***** Supplied data
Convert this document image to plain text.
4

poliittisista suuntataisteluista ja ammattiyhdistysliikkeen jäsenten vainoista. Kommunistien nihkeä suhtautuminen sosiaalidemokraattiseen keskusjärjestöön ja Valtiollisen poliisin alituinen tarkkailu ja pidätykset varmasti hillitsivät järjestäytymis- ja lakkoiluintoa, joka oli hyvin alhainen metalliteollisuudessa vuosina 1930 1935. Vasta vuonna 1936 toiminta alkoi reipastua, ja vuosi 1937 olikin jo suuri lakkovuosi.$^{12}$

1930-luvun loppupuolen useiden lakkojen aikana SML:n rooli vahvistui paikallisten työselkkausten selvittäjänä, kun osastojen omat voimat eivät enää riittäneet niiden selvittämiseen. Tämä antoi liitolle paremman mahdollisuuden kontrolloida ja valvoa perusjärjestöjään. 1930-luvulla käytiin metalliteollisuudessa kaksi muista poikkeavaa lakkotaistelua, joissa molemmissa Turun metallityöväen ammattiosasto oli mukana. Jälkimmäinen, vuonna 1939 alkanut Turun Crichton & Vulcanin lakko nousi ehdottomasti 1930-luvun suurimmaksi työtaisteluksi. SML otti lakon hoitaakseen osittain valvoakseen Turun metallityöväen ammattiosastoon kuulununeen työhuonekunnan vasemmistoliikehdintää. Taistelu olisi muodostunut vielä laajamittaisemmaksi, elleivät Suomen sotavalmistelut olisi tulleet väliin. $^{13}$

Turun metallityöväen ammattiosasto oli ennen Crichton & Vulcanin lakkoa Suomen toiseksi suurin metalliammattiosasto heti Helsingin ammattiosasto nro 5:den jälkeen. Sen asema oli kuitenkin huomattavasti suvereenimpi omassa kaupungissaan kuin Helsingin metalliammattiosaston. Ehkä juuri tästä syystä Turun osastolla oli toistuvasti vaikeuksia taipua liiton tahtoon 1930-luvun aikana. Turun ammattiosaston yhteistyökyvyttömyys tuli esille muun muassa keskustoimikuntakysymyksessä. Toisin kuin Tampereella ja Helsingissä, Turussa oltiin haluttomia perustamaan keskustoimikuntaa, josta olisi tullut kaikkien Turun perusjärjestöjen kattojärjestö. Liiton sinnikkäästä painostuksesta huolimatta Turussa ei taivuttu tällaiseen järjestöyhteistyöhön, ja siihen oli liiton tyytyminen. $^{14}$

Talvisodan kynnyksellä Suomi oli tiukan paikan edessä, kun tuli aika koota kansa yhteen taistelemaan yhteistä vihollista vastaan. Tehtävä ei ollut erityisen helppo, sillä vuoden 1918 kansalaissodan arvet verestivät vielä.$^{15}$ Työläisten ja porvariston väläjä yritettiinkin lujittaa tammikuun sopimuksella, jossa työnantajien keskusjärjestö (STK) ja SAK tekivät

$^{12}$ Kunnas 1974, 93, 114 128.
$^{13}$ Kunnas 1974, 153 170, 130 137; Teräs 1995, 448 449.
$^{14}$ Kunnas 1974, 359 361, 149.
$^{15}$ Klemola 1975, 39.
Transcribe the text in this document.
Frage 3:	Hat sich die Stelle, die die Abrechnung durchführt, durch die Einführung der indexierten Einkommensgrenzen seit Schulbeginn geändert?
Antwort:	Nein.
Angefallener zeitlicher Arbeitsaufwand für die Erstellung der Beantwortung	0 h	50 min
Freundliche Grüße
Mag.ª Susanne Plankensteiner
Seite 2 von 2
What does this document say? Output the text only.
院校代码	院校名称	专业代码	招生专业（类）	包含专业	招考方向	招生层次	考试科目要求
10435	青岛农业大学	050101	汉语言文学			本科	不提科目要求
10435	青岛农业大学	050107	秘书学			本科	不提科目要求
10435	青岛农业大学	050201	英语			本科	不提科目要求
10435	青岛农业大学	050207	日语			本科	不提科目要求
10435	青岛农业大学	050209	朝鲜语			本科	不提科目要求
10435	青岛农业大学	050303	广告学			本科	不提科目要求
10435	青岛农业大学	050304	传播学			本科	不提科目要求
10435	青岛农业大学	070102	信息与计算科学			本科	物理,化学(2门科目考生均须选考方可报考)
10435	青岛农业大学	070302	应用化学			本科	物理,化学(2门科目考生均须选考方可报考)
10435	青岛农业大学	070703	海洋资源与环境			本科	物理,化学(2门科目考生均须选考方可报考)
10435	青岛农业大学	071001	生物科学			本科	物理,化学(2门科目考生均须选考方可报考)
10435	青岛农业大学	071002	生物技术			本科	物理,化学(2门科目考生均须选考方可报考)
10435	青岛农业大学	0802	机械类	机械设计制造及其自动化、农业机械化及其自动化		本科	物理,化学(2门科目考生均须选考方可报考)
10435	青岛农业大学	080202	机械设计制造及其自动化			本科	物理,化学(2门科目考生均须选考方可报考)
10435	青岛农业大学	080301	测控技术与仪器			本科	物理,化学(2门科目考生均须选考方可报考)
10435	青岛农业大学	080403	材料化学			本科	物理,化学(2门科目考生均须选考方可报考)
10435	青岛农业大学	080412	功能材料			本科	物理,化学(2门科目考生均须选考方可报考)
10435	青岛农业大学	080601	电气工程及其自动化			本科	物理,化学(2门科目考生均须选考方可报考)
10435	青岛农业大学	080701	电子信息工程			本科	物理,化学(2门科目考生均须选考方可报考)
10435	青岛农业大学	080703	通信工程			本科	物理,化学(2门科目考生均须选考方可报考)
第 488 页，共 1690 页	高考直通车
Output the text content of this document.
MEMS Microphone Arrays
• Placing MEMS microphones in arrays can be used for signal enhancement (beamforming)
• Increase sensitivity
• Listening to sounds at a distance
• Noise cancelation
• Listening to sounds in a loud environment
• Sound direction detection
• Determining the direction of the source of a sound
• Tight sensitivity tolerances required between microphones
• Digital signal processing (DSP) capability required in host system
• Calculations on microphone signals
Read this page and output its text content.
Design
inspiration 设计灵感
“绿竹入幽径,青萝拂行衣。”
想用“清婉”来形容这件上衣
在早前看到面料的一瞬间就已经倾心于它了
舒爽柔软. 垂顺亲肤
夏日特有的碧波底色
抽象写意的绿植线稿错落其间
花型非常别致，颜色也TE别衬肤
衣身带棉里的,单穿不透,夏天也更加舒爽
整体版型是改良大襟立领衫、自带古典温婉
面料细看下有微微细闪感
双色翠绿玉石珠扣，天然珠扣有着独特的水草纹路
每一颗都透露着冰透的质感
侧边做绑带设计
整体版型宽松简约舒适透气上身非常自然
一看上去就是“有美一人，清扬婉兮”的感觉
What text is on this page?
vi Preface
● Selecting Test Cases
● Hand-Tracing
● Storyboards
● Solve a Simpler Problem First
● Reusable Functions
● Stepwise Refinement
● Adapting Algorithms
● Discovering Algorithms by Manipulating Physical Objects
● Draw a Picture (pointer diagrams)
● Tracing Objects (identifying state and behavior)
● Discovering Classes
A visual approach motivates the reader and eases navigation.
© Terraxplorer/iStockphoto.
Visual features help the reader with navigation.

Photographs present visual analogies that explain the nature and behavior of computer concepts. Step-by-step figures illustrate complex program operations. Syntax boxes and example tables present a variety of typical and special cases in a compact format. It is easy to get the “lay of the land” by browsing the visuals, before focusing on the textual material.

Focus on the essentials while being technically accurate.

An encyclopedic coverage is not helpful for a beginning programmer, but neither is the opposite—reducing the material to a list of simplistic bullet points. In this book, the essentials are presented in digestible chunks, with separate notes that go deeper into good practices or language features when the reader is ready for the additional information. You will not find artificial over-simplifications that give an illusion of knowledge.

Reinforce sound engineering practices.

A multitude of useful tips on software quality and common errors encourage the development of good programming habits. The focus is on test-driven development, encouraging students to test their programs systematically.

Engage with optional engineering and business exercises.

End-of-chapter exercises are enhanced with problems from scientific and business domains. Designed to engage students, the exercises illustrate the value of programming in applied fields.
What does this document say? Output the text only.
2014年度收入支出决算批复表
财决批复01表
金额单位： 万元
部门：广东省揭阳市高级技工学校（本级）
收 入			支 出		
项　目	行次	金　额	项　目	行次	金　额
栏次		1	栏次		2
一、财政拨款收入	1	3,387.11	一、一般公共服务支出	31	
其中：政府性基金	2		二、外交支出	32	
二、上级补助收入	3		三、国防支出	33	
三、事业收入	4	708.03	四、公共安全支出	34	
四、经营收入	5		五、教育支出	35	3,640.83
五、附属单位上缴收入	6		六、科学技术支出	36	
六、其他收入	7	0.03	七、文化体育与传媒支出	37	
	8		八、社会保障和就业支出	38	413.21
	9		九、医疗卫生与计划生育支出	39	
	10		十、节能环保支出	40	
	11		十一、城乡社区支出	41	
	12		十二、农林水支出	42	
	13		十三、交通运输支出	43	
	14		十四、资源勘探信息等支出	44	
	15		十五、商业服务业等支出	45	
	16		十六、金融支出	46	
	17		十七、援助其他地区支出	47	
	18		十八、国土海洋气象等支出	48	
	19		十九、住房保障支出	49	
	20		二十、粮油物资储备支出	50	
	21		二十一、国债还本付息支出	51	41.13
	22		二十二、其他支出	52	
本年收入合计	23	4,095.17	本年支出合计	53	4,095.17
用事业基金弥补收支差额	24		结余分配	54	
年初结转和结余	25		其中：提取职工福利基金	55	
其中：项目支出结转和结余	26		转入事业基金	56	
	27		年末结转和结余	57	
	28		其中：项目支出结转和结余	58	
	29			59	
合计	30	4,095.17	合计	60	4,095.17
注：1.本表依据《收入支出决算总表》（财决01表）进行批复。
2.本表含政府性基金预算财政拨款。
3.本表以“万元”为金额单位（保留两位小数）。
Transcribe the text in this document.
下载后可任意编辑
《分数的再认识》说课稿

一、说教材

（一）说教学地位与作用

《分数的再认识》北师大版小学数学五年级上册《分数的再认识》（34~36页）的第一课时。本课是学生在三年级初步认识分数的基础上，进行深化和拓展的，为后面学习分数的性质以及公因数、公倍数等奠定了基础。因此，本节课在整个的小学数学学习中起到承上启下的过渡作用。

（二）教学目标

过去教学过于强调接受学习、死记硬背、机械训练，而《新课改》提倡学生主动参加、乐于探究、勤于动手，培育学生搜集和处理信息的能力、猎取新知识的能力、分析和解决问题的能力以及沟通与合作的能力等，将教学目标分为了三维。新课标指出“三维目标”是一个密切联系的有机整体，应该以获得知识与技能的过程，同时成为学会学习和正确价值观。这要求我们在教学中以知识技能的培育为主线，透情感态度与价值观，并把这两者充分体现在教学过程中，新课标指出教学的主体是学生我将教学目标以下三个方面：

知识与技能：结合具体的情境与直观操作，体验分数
**********
**What is expected:** Search the listing for the word "business". Copy every line in which it occurs.

**Response to the task:**
Engage with optional engineering and business exercises.
End-of-chapter exercises are enhanced with problems from scientific and business domains. Designed to engage students, the exercises illustrate the value of programming in applied fields.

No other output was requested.